╭──
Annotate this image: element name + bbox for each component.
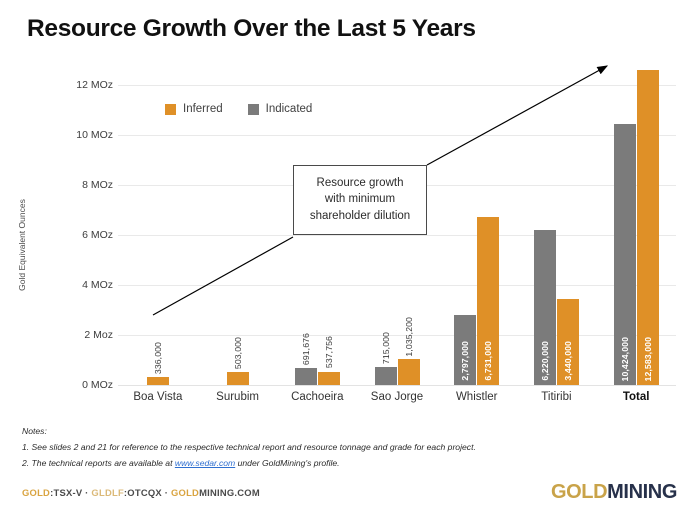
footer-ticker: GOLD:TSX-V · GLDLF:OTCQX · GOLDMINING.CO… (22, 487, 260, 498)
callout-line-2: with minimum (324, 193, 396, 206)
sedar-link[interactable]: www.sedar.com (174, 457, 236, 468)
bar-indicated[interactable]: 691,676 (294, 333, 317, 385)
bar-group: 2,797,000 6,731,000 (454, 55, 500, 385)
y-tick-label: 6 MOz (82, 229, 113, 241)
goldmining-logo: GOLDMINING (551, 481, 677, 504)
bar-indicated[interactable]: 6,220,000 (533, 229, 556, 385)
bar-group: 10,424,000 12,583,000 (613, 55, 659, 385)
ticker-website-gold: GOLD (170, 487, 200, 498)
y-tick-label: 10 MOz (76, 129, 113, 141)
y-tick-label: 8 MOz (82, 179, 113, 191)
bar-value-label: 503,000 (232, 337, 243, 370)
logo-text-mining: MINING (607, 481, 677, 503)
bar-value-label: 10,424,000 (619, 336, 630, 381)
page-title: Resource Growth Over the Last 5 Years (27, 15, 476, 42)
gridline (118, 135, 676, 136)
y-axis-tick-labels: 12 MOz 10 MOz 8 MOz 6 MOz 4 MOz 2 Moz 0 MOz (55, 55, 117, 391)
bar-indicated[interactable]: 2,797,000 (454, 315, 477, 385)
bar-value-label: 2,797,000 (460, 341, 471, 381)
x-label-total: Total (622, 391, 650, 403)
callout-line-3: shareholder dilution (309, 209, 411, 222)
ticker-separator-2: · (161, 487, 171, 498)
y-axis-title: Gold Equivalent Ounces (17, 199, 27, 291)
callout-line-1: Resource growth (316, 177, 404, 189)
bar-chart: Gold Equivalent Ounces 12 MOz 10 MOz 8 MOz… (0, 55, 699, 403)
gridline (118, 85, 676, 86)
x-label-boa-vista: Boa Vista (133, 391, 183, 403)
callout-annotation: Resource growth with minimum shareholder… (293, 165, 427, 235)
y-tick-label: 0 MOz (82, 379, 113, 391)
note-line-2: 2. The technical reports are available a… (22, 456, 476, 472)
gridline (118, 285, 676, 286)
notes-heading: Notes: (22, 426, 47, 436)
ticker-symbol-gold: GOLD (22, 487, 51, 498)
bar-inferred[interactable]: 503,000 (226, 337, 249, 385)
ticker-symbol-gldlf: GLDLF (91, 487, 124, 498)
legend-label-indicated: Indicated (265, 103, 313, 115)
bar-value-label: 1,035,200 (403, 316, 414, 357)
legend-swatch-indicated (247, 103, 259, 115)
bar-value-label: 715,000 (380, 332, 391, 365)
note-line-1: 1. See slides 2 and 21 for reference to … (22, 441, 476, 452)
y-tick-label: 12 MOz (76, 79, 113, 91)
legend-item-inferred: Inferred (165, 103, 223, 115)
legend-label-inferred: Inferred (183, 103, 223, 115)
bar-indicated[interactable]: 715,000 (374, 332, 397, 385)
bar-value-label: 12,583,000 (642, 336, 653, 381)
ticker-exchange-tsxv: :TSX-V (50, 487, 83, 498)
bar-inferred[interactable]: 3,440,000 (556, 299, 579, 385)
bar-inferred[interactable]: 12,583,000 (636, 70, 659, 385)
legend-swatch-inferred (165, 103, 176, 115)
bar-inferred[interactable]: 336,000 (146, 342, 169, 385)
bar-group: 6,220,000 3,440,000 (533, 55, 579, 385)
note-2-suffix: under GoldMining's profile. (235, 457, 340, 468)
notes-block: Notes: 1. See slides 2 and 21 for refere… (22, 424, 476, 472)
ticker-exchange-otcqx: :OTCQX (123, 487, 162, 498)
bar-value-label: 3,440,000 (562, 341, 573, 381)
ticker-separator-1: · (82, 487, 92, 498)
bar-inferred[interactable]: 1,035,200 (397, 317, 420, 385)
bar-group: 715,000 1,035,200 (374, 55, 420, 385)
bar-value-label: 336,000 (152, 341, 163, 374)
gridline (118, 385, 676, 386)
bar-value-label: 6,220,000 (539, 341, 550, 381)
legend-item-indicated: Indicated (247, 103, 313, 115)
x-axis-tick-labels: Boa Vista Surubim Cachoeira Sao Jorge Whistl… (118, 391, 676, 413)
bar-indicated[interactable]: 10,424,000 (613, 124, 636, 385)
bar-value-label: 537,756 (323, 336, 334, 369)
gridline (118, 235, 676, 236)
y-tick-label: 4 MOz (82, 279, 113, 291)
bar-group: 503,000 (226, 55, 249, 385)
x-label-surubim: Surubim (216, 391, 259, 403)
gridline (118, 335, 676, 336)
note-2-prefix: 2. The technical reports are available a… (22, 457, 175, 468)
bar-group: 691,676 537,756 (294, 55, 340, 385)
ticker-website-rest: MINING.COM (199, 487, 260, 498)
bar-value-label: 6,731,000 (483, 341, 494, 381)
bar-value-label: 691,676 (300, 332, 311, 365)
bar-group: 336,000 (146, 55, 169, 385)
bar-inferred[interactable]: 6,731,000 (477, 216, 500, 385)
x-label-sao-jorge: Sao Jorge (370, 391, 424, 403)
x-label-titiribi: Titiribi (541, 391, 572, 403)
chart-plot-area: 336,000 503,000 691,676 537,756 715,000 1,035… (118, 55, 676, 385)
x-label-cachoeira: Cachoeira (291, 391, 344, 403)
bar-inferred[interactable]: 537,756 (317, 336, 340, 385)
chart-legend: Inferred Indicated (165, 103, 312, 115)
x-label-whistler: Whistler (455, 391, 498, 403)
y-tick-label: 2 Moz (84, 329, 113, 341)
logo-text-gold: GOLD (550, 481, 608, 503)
╰──
╭──
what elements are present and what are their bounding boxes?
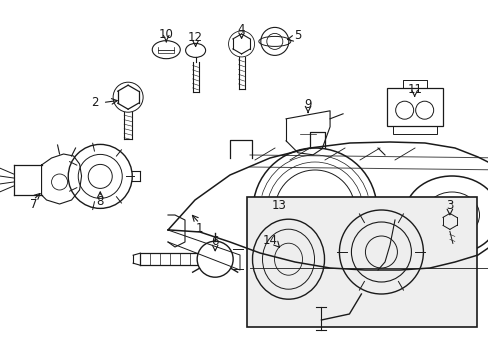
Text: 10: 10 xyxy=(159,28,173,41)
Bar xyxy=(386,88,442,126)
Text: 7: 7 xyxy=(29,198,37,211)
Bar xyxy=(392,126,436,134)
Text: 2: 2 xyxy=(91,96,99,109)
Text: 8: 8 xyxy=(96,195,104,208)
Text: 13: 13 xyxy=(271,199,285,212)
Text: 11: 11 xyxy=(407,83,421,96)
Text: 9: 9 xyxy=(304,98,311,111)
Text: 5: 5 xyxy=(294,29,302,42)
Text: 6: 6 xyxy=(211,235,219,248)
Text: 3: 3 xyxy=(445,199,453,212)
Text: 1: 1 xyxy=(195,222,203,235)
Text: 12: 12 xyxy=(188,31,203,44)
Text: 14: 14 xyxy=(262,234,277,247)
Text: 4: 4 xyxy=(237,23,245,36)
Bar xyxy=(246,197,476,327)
╰──
╭──
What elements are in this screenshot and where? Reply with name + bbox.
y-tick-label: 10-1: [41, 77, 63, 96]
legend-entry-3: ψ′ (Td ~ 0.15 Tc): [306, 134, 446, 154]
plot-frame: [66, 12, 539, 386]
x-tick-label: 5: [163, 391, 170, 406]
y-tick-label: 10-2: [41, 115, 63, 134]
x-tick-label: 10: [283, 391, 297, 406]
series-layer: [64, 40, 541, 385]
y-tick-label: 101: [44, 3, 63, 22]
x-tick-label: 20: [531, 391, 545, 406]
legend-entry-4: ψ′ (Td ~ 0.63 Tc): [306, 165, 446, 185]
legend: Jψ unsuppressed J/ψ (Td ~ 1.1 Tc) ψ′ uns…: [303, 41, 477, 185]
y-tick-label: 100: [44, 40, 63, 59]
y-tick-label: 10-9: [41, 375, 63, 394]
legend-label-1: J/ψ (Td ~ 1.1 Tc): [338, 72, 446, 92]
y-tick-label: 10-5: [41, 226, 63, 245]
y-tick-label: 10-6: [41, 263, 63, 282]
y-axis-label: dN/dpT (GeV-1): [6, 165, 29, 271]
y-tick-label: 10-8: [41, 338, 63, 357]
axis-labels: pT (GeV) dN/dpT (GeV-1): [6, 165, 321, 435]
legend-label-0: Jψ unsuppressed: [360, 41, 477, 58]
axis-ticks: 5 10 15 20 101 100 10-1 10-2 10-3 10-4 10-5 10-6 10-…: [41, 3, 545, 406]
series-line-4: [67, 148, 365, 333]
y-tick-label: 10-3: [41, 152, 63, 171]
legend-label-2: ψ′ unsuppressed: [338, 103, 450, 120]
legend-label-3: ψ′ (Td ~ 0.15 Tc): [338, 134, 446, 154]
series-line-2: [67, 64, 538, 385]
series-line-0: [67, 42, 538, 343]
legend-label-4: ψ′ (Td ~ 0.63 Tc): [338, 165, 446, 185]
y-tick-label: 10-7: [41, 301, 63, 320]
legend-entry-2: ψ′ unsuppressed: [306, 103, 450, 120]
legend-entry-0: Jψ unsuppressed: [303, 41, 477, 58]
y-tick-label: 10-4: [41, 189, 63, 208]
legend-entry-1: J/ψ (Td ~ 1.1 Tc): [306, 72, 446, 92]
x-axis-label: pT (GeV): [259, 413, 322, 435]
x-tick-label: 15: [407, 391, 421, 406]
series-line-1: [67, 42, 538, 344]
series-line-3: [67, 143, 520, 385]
╰──
◆ **CHALLENGE**: Output the listing entries as a numbered list, starting with the line that contains "Text: 10: 10 xyxy=(159,28,173,41)" and going on through the line that contains "Bar xyxy=(246,197,476,327)", leaving out any blank lines.

◆ **WRITTEN RESPONSE**:
1. Text: 10: 10 xyxy=(159,28,173,41)
2. Bar xyxy=(386,88,442,126)
3. Text: 7: 7 xyxy=(29,198,37,211)
4. Bar xyxy=(392,126,436,134)
5. Text: 2: 2 xyxy=(91,96,99,109)
6. Text: 8: 8 xyxy=(96,195,104,208)
7. Text: 13: 13 xyxy=(271,199,285,212)
8. Text: 11: 11 xyxy=(407,83,421,96)
9. Text: 9: 9 xyxy=(304,98,311,111)
10. Text: 5: 5 xyxy=(294,29,302,42)
11. Text: 6: 6 xyxy=(211,235,219,248)
12. Text: 3: 3 xyxy=(445,199,453,212)
13. Text: 1: 1 xyxy=(195,222,203,235)
14. Text: 12: 12 xyxy=(188,31,203,44)
15. Text: 14: 14 xyxy=(262,234,277,247)
16. Text: 4: 4 xyxy=(237,23,245,36)
17. Bar xyxy=(246,197,476,327)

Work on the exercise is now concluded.